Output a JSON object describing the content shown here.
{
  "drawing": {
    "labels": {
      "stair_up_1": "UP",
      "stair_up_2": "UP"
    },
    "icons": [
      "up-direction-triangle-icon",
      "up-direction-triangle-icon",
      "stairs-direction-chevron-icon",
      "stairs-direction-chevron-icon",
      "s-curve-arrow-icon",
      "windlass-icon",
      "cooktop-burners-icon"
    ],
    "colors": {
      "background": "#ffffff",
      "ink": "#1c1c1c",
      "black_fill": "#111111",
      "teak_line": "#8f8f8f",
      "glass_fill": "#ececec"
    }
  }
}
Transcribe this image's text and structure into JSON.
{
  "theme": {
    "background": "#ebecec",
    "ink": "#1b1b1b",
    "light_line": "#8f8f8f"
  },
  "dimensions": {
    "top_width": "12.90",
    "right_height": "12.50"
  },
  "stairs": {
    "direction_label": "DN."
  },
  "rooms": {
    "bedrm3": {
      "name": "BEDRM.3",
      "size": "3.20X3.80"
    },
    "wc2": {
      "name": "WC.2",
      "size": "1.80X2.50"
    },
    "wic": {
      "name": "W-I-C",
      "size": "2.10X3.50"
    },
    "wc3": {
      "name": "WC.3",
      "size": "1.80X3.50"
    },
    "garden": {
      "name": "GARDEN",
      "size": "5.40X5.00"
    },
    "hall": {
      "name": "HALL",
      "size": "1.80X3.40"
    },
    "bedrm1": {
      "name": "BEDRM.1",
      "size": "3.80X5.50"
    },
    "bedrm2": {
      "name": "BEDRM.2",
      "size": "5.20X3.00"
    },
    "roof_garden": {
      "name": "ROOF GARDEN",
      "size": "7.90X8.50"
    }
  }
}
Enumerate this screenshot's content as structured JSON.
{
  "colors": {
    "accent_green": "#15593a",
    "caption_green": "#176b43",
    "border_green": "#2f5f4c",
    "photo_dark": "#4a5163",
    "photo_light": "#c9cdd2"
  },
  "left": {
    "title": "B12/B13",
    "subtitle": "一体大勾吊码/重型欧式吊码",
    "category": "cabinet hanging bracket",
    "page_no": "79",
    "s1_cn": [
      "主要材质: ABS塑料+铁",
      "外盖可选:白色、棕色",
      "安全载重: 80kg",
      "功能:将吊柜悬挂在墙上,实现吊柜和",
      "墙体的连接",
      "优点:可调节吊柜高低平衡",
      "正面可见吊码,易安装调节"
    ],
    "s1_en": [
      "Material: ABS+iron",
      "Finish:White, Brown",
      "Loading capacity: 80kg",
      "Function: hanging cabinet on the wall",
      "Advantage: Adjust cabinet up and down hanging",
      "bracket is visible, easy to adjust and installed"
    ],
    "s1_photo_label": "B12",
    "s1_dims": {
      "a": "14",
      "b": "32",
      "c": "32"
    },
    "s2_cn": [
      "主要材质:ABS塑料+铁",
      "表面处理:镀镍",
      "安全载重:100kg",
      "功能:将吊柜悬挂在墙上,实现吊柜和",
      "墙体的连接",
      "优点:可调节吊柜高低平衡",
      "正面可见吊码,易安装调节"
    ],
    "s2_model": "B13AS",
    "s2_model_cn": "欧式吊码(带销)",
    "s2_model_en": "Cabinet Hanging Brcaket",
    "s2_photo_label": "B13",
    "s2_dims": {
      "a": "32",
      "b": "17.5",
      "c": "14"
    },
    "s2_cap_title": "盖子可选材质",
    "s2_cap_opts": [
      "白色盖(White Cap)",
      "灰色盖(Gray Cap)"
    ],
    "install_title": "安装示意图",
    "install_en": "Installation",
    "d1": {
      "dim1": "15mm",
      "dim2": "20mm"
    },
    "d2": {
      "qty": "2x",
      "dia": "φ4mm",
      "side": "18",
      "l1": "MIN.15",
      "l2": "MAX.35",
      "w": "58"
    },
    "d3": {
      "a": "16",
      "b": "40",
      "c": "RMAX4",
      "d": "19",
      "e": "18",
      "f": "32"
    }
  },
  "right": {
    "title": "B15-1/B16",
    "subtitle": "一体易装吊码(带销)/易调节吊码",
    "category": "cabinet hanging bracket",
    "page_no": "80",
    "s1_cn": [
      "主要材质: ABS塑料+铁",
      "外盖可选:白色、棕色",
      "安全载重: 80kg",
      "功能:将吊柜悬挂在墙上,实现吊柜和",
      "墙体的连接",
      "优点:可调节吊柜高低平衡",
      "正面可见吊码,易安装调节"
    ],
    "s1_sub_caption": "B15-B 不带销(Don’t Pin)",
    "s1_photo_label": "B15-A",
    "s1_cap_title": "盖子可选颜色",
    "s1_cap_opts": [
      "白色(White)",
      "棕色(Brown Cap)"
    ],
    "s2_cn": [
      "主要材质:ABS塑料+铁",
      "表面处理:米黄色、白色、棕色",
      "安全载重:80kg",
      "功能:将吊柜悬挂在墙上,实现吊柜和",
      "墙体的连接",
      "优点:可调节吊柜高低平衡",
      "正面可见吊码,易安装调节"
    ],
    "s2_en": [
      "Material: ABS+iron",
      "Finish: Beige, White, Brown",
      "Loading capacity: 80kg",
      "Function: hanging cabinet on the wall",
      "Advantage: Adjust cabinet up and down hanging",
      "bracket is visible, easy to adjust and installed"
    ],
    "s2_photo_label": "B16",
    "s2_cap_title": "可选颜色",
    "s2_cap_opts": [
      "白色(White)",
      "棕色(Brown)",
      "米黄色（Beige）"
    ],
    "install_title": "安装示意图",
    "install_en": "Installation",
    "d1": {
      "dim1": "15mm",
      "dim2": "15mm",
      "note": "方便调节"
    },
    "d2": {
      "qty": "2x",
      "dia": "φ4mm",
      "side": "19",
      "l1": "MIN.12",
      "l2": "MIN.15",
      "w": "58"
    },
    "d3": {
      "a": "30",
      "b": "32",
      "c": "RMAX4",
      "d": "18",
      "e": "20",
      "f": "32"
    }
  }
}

== == ==

What is asked —
What is needed here is an exact reproduction of all the entries.

Finished exercise —
Output a JSON object describing the content shown here.
{
  "drawing": {
    "labels": {
      "stair_up_1": "UP",
      "stair_up_2": "UP"
    },
    "icons": [
      "up-direction-triangle-icon",
      "up-direction-triangle-icon",
      "stairs-direction-chevron-icon",
      "stairs-direction-chevron-icon",
      "s-curve-arrow-icon",
      "windlass-icon",
      "cooktop-burners-icon"
    ],
    "colors": {
      "background": "#ffffff",
      "ink": "#1c1c1c",
      "black_fill": "#111111",
      "teak_line": "#8f8f8f",
      "glass_fill": "#ececec"
    }
  }
}
Transcribe this image's text and structure into JSON.
{
  "theme": {
    "background": "#ebecec",
    "ink": "#1b1b1b",
    "light_line": "#8f8f8f"
  },
  "dimensions": {
    "top_width": "12.90",
    "right_height": "12.50"
  },
  "stairs": {
    "direction_label": "DN."
  },
  "rooms": {
    "bedrm3": {
      "name": "BEDRM.3",
      "size": "3.20X3.80"
    },
    "wc2": {
      "name": "WC.2",
      "size": "1.80X2.50"
    },
    "wic": {
      "name": "W-I-C",
      "size": "2.10X3.50"
    },
    "wc3": {
      "name": "WC.3",
      "size": "1.80X3.50"
    },
    "garden": {
      "name": "GARDEN",
      "size": "5.40X5.00"
    },
    "hall": {
      "name": "HALL",
      "size": "1.80X3.40"
    },
    "bedrm1": {
      "name": "BEDRM.1",
      "size": "3.80X5.50"
    },
    "bedrm2": {
      "name": "BEDRM.2",
      "size": "5.20X3.00"
    },
    "roof_garden": {
      "name": "ROOF GARDEN",
      "size": "7.90X8.50"
    }
  }
}
Enumerate this screenshot's content as structured JSON.
{
  "colors": {
    "accent_green": "#15593a",
    "caption_green": "#176b43",
    "border_green": "#2f5f4c",
    "photo_dark": "#4a5163",
    "photo_light": "#c9cdd2"
  },
  "left": {
    "title": "B12/B13",
    "subtitle": "一体大勾吊码/重型欧式吊码",
    "category": "cabinet hanging bracket",
    "page_no": "79",
    "s1_cn": [
      "主要材质: ABS塑料+铁",
      "外盖可选:白色、棕色",
      "安全载重: 80kg",
      "功能:将吊柜悬挂在墙上,实现吊柜和",
      "墙体的连接",
      "优点:可调节吊柜高低平衡",
      "正面可见吊码,易安装调节"
    ],
    "s1_en": [
      "Material: ABS+iron",
      "Finish:White, Brown",
      "Loading capacity: 80kg",
      "Function: hanging cabinet on the wall",
      "Advantage: Adjust cabinet up and down hanging",
      "bracket is visible, easy to adjust and installed"
    ],
    "s1_photo_label": "B12",
    "s1_dims": {
      "a": "14",
      "b": "32",
      "c": "32"
    },
    "s2_cn": [
      "主要材质:ABS塑料+铁",
      "表面处理:镀镍",
      "安全载重:100kg",
      "功能:将吊柜悬挂在墙上,实现吊柜和",
      "墙体的连接",
      "优点:可调节吊柜高低平衡",
      "正面可见吊码,易安装调节"
    ],
    "s2_model": "B13AS",
    "s2_model_cn": "欧式吊码(带销)",
    "s2_model_en": "Cabinet Hanging Brcaket",
    "s2_photo_label": "B13",
    "s2_dims": {
      "a": "32",
      "b": "17.5",
      "c": "14"
    },
    "s2_cap_title": "盖子可选材质",
    "s2_cap_opts": [
      "白色盖(White Cap)",
      "灰色盖(Gray Cap)"
    ],
    "install_title": "安装示意图",
    "install_en": "Installation",
    "d1": {
      "dim1": "15mm",
      "dim2": "20mm"
    },
    "d2": {
      "qty": "2x",
      "dia": "φ4mm",
      "side": "18",
      "l1": "MIN.15",
      "l2": "MAX.35",
      "w": "58"
    },
    "d3": {
      "a": "16",
      "b": "40",
      "c": "RMAX4",
      "d": "19",
      "e": "18",
      "f": "32"
    }
  },
  "right": {
    "title": "B15-1/B16",
    "subtitle": "一体易装吊码(带销)/易调节吊码",
    "category": "cabinet hanging bracket",
    "page_no": "80",
    "s1_cn": [
      "主要材质: ABS塑料+铁",
      "外盖可选:白色、棕色",
      "安全载重: 80kg",
      "功能:将吊柜悬挂在墙上,实现吊柜和",
      "墙体的连接",
      "优点:可调节吊柜高低平衡",
      "正面可见吊码,易安装调节"
    ],
    "s1_sub_caption": "B15-B 不带销(Don’t Pin)",
    "s1_photo_label": "B15-A",
    "s1_cap_title": "盖子可选颜色",
    "s1_cap_opts": [
      "白色(White)",
      "棕色(Brown Cap)"
    ],
    "s2_cn": [
      "主要材质:ABS塑料+铁",
      "表面处理:米黄色、白色、棕色",
      "安全载重:80kg",
      "功能:将吊柜悬挂在墙上,实现吊柜和",
      "墙体的连接",
      "优点:可调节吊柜高低平衡",
      "正面可见吊码,易安装调节"
    ],
    "s2_en": [
      "Material: ABS+iron",
      "Finish: Beige, White, Brown",
      "Loading capacity: 80kg",
      "Function: hanging cabinet on the wall",
      "Advantage: Adjust cabinet up and down hanging",
      "bracket is visible, easy to adjust and installed"
    ],
    "s2_photo_label": "B16",
    "s2_cap_title": "可选颜色",
    "s2_cap_opts": [
      "白色(White)",
      "棕色(Brown)",
      "米黄色（Beige）"
    ],
    "install_title": "安装示意图",
    "install_en": "Installation",
    "d1": {
      "dim1": "15mm",
      "dim2": "15mm",
      "note": "方便调节"
    },
    "d2": {
      "qty": "2x",
      "dia": "φ4mm",
      "side": "19",
      "l1": "MIN.12",
      "l2": "MIN.15",
      "w": "58"
    },
    "d3": {
      "a": "30",
      "b": "32",
      "c": "RMAX4",
      "d": "18",
      "e": "20",
      "f": "32"
    }
  }
}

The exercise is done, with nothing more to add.